What is being asked:
Return all the data below as it stands, minus the pictures.

Recorded data:
◇ ◇ ◇
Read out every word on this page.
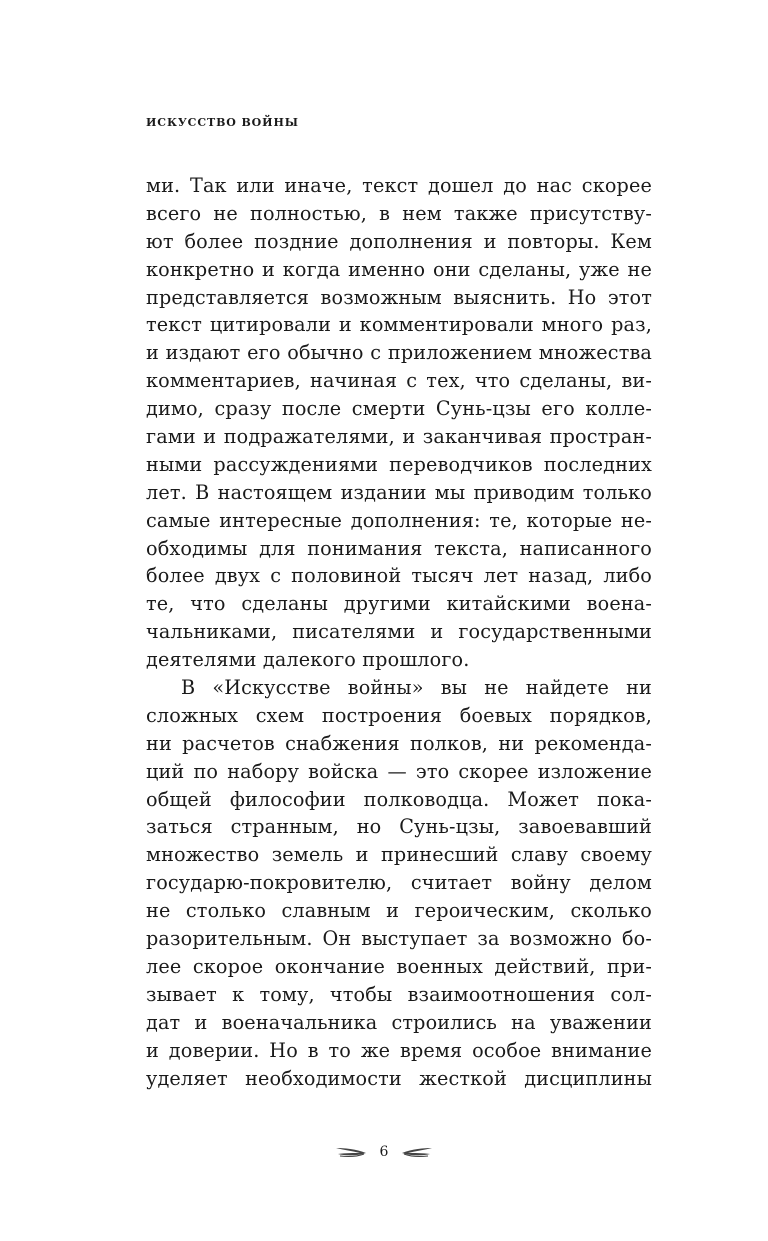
ИСКУССТВО ВОЙНЫ
ми. Так или иначе, текст дошел до нас скорее
всего не полностью, в нем также присутству-
ют более поздние дополнения и повторы. Кем
конкретно и когда именно они сделаны, уже не
представляется возможным выяснить. Но этот
текст цитировали и комментировали много раз,
и издают его обычно с приложением множества
комментариев, начиная с тех, что сделаны, ви-
димо, сразу после смерти Сунь-цзы его колле-
гами и подражателями, и заканчивая простран-
ными рассуждениями переводчиков последних
лет. В настоящем издании мы приводим только
самые интересные дополнения: те, которые не-
обходимы для понимания текста, написанного
более двух с половиной тысяч лет назад, либо
те, что сделаны другими китайскими воена-
чальниками, писателями и государственными
деятелями далекого прошлого.
В «Искусстве войны» вы не найдете ни
сложных схем построения боевых порядков,
ни расчетов снабжения полков, ни рекоменда-
ций по набору войска — это скорее изложение
общей философии полководца. Может пока-
заться странным, но Сунь-цзы, завоевавший
множество земель и принесший славу своему
государю-покровителю, считает войну делом
не столько славным и героическим, сколько
разорительным. Он выступает за возможно бо-
лее скорое окончание военных действий, при-
зывает к тому, чтобы взаимоотношения сол-
дат и военачальника строились на уважении
и доверии. Но в то же время особое внимание
уделяет необходимости жесткой дисциплины
6
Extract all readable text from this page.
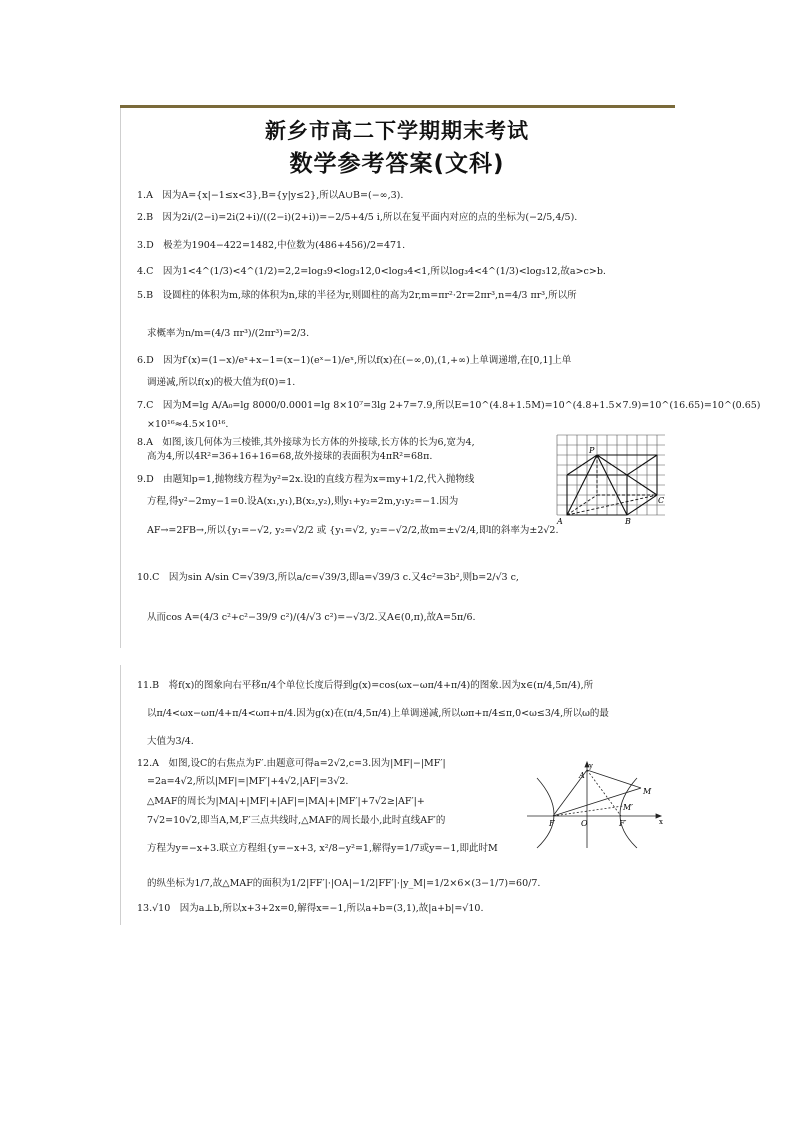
新乡市高二下学期期末考试
数学参考答案(文科)
1.A　因为A={x|−1≤x<3},B={y|y≤2},所以A∪B=(−∞,3).
2.B　因为2i/(2−i)=2i(2+i)/((2−i)(2+i))=−2/5+4/5 i,所以在复平面内对应的点的坐标为(−2/5,4/5).
3.D　极差为1904−422=1482,中位数为(486+456)/2=471.
4.C　因为1<4^(1/3)<4^(1/2)=2,2=log₃9<log₃12,0<log₃4<1,所以log₃4<4^(1/3)<log₃12,故a>c>b.
5.B　设圆柱的体积为m,球的体积为n,球的半径为r,则圆柱的高为2r,m=πr²·2r=2πr³,n=4/3 πr³,所以所
求概率为n/m=(4/3 πr³)/(2πr³)=2/3.
6.D　因为f′(x)=(1−x)/eˣ+x−1=(x−1)(eˣ−1)/eˣ,所以f(x)在(−∞,0),(1,+∞)上单调递增,在[0,1]上单
调递减,所以f(x)的极大值为f(0)=1.
7.C　因为M=lg A/A₀=lg 8000/0.0001=lg 8×10⁷=3lg 2+7=7.9,所以E=10^(4.8+1.5M)=10^(4.8+1.5×7.9)=10^(16.65)=10^(0.65)
×10¹⁶≈4.5×10¹⁶.
8.A　如图,该几何体为三棱锥,其外接球为长方体的外接球,长方体的长为6,宽为4,
高为4,所以4R²=36+16+16=68,故外接球的表面积为4πR²=68π.
9.D　由题知p=1,抛物线方程为y²=2x.设l的直线方程为x=my+1/2,代入抛物线
方程,得y²−2my−1=0.设A(x₁,y₁),B(x₂,y₂),则y₁+y₂=2m,y₁y₂=−1.因为
AF→=2FB→,所以{y₁=−√2, y₂=√2/2 或 {y₁=√2, y₂=−√2/2,故m=±√2/4,即l的斜率为±2√2.
10.C　因为sin A/sin C=√39/3,所以a/c=√39/3,即a=√39/3 c.又4c²=3b²,则b=2/√3 c,
从而cos A=(4/3 c²+c²−39/9 c²)/(4/√3 c²)=−√3/2.又A∈(0,π),故A=5π/6.
11.B　将f(x)的图象向右平移π/4个单位长度后得到g(x)=cos(ωx−ωπ/4+π/4)的图象.因为x∈(π/4,5π/4),所
以π/4<ωx−ωπ/4+π/4<ωπ+π/4.因为g(x)在(π/4,5π/4)上单调递减,所以ωπ+π/4≤π,0<ω≤3/4,所以ω的最
大值为3/4.
12.A　如图,设C的右焦点为F′.由题意可得a=2√2,c=3.因为|MF|−|MF′|
=2a=4√2,所以|MF|=|MF′|+4√2,|AF|=3√2.
△MAF的周长为|MA|+|MF|+|AF|=|MA|+|MF′|+7√2≥|AF′|+
7√2=10√2,即当A,M,F′三点共线时,△MAF的周长最小,此时直线AF′的
方程为y=−x+3.联立方程组{y=−x+3, x²/8−y²=1,解得y=1/7或y=−1,即此时M
的纵坐标为1/7,故△MAF的面积为1/2|FF′|·|OA|−1/2|FF′|·|y_M|=1/2×6×(3−1/7)=60/7.
13.√10　因为a⊥b,所以x+3+2x=0,解得x=−1,所以a+b=(3,1),故|a+b|=√10.
P
A	B
C
y
x
A
M
M′
F	O	F′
◇ ◇ ◇
Solution:
Read out every word on this page.
ИСКУССТВО ВОЙНЫ
ми. Так или иначе, текст дошел до нас скорее
всего не полностью, в нем также присутству-
ют более поздние дополнения и повторы. Кем
конкретно и когда именно они сделаны, уже не
представляется возможным выяснить. Но этот
текст цитировали и комментировали много раз,
и издают его обычно с приложением множества
комментариев, начиная с тех, что сделаны, ви-
димо, сразу после смерти Сунь-цзы его колле-
гами и подражателями, и заканчивая простран-
ными рассуждениями переводчиков последних
лет. В настоящем издании мы приводим только
самые интересные дополнения: те, которые не-
обходимы для понимания текста, написанного
более двух с половиной тысяч лет назад, либо
те, что сделаны другими китайскими воена-
чальниками, писателями и государственными
деятелями далекого прошлого.
В «Искусстве войны» вы не найдете ни
сложных схем построения боевых порядков,
ни расчетов снабжения полков, ни рекоменда-
ций по набору войска — это скорее изложение
общей философии полководца. Может пока-
заться странным, но Сунь-цзы, завоевавший
множество земель и принесший славу своему
государю-покровителю, считает войну делом
не столько славным и героическим, сколько
разорительным. Он выступает за возможно бо-
лее скорое окончание военных действий, при-
зывает к тому, чтобы взаимоотношения сол-
дат и военачальника строились на уважении
и доверии. Но в то же время особое внимание
уделяет необходимости жесткой дисциплины
6
Extract all readable text from this page.
新乡市高二下学期期末考试
数学参考答案(文科)
1.A　因为A={x|−1≤x<3},B={y|y≤2},所以A∪B=(−∞,3).
2.B　因为2i/(2−i)=2i(2+i)/((2−i)(2+i))=−2/5+4/5 i,所以在复平面内对应的点的坐标为(−2/5,4/5).
3.D　极差为1904−422=1482,中位数为(486+456)/2=471.
4.C　因为1<4^(1/3)<4^(1/2)=2,2=log₃9<log₃12,0<log₃4<1,所以log₃4<4^(1/3)<log₃12,故a>c>b.
5.B　设圆柱的体积为m,球的体积为n,球的半径为r,则圆柱的高为2r,m=πr²·2r=2πr³,n=4/3 πr³,所以所
求概率为n/m=(4/3 πr³)/(2πr³)=2/3.
6.D　因为f′(x)=(1−x)/eˣ+x−1=(x−1)(eˣ−1)/eˣ,所以f(x)在(−∞,0),(1,+∞)上单调递增,在[0,1]上单
调递减,所以f(x)的极大值为f(0)=1.
7.C　因为M=lg A/A₀=lg 8000/0.0001=lg 8×10⁷=3lg 2+7=7.9,所以E=10^(4.8+1.5M)=10^(4.8+1.5×7.9)=10^(16.65)=10^(0.65)
×10¹⁶≈4.5×10¹⁶.
8.A　如图,该几何体为三棱锥,其外接球为长方体的外接球,长方体的长为6,宽为4,
高为4,所以4R²=36+16+16=68,故外接球的表面积为4πR²=68π.
9.D　由题知p=1,抛物线方程为y²=2x.设l的直线方程为x=my+1/2,代入抛物线
方程,得y²−2my−1=0.设A(x₁,y₁),B(x₂,y₂),则y₁+y₂=2m,y₁y₂=−1.因为
AF→=2FB→,所以{y₁=−√2, y₂=√2/2 或 {y₁=√2, y₂=−√2/2,故m=±√2/4,即l的斜率为±2√2.
10.C　因为sin A/sin C=√39/3,所以a/c=√39/3,即a=√39/3 c.又4c²=3b²,则b=2/√3 c,
从而cos A=(4/3 c²+c²−39/9 c²)/(4/√3 c²)=−√3/2.又A∈(0,π),故A=5π/6.
11.B　将f(x)的图象向右平移π/4个单位长度后得到g(x)=cos(ωx−ωπ/4+π/4)的图象.因为x∈(π/4,5π/4),所
以π/4<ωx−ωπ/4+π/4<ωπ+π/4.因为g(x)在(π/4,5π/4)上单调递减,所以ωπ+π/4≤π,0<ω≤3/4,所以ω的最
大值为3/4.
12.A　如图,设C的右焦点为F′.由题意可得a=2√2,c=3.因为|MF|−|MF′|
=2a=4√2,所以|MF|=|MF′|+4√2,|AF|=3√2.
△MAF的周长为|MA|+|MF|+|AF|=|MA|+|MF′|+7√2≥|AF′|+
7√2=10√2,即当A,M,F′三点共线时,△MAF的周长最小,此时直线AF′的
方程为y=−x+3.联立方程组{y=−x+3, x²/8−y²=1,解得y=1/7或y=−1,即此时M
的纵坐标为1/7,故△MAF的面积为1/2|FF′|·|OA|−1/2|FF′|·|y_M|=1/2×6×(3−1/7)=60/7.
13.√10　因为a⊥b,所以x+3+2x=0,解得x=−1,所以a+b=(3,1),故|a+b|=√10.
P
A	B
C
y
x
A
M
M′
F	O	F′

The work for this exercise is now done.